### SET TASK
Pictures do not belong in the copy; transcribe everything else in the records exactly.

[Items from a data source]
## Begin

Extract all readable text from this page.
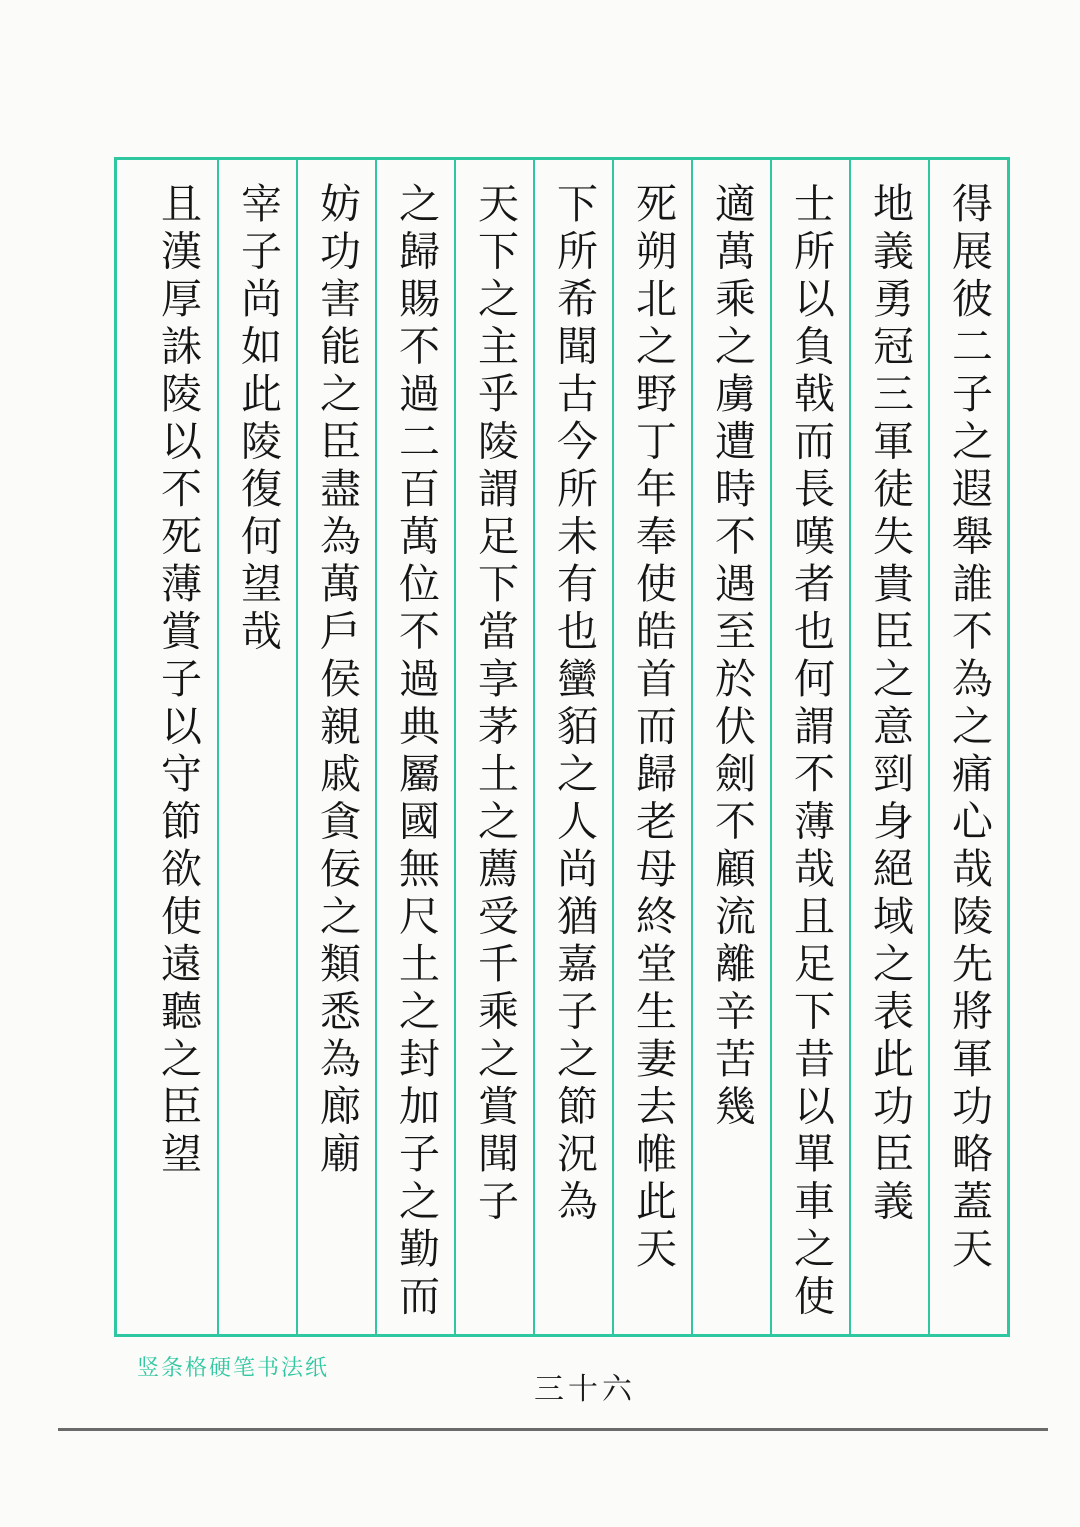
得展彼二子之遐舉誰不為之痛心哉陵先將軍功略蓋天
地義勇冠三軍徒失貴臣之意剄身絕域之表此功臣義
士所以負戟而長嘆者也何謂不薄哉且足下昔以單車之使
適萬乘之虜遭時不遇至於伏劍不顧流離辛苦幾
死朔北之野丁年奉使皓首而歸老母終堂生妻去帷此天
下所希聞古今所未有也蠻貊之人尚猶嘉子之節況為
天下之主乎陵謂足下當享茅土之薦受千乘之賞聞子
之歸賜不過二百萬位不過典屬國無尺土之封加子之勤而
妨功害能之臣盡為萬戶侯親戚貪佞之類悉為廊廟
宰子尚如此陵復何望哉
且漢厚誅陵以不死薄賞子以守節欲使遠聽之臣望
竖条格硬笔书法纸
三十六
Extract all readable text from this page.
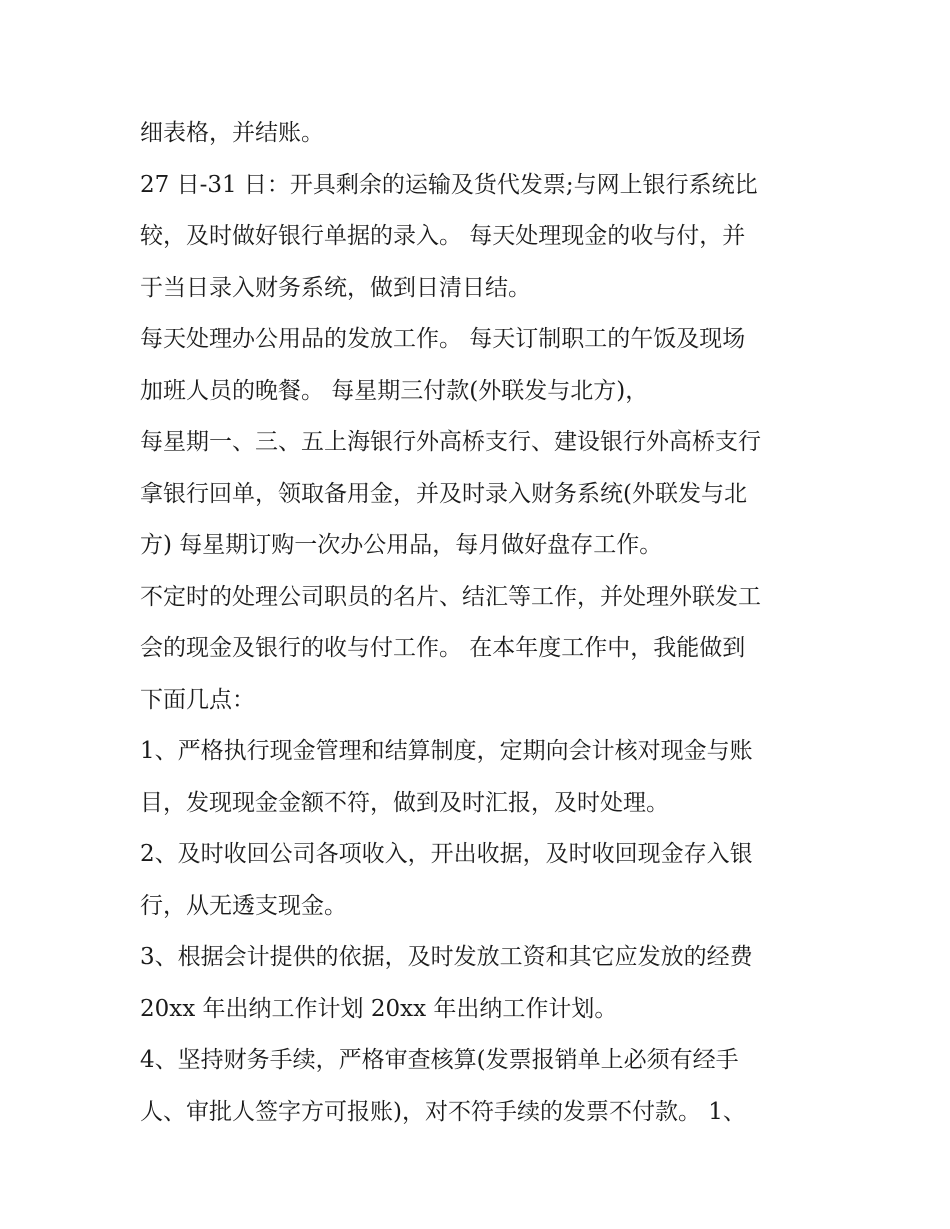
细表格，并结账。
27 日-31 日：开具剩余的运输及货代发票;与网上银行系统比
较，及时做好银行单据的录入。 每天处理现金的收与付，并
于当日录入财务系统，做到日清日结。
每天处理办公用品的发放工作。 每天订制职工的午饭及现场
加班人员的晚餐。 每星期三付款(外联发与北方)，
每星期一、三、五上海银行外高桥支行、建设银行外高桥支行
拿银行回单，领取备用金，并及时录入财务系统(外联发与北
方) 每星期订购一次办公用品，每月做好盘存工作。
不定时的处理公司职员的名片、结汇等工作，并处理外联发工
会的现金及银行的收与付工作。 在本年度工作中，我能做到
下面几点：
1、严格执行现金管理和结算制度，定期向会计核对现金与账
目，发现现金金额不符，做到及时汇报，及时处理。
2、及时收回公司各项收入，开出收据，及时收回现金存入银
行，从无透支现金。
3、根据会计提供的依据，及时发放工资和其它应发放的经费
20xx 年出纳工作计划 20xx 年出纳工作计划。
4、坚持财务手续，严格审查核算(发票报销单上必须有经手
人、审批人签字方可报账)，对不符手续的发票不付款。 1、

## End

### FINAL ANSWER
Extract all readable text from this page.
得展彼二子之遐舉誰不為之痛心哉陵先將軍功略蓋天
地義勇冠三軍徒失貴臣之意剄身絕域之表此功臣義
士所以負戟而長嘆者也何謂不薄哉且足下昔以單車之使
適萬乘之虜遭時不遇至於伏劍不顧流離辛苦幾
死朔北之野丁年奉使皓首而歸老母終堂生妻去帷此天
下所希聞古今所未有也蠻貊之人尚猶嘉子之節況為
天下之主乎陵謂足下當享茅土之薦受千乘之賞聞子
之歸賜不過二百萬位不過典屬國無尺土之封加子之勤而
妨功害能之臣盡為萬戶侯親戚貪佞之類悉為廊廟
宰子尚如此陵復何望哉
且漢厚誅陵以不死薄賞子以守節欲使遠聽之臣望
竖条格硬笔书法纸
三十六
Extract all readable text from this page.
细表格，并结账。
27 日-31 日：开具剩余的运输及货代发票;与网上银行系统比
较，及时做好银行单据的录入。 每天处理现金的收与付，并
于当日录入财务系统，做到日清日结。
每天处理办公用品的发放工作。 每天订制职工的午饭及现场
加班人员的晚餐。 每星期三付款(外联发与北方)，
每星期一、三、五上海银行外高桥支行、建设银行外高桥支行
拿银行回单，领取备用金，并及时录入财务系统(外联发与北
方) 每星期订购一次办公用品，每月做好盘存工作。
不定时的处理公司职员的名片、结汇等工作，并处理外联发工
会的现金及银行的收与付工作。 在本年度工作中，我能做到
下面几点：
1、严格执行现金管理和结算制度，定期向会计核对现金与账
目，发现现金金额不符，做到及时汇报，及时处理。
2、及时收回公司各项收入，开出收据，及时收回现金存入银
行，从无透支现金。
3、根据会计提供的依据，及时发放工资和其它应发放的经费
20xx 年出纳工作计划 20xx 年出纳工作计划。
4、坚持财务手续，严格审查核算(发票报销单上必须有经手
人、审批人签字方可报账)，对不符手续的发票不付款。 1、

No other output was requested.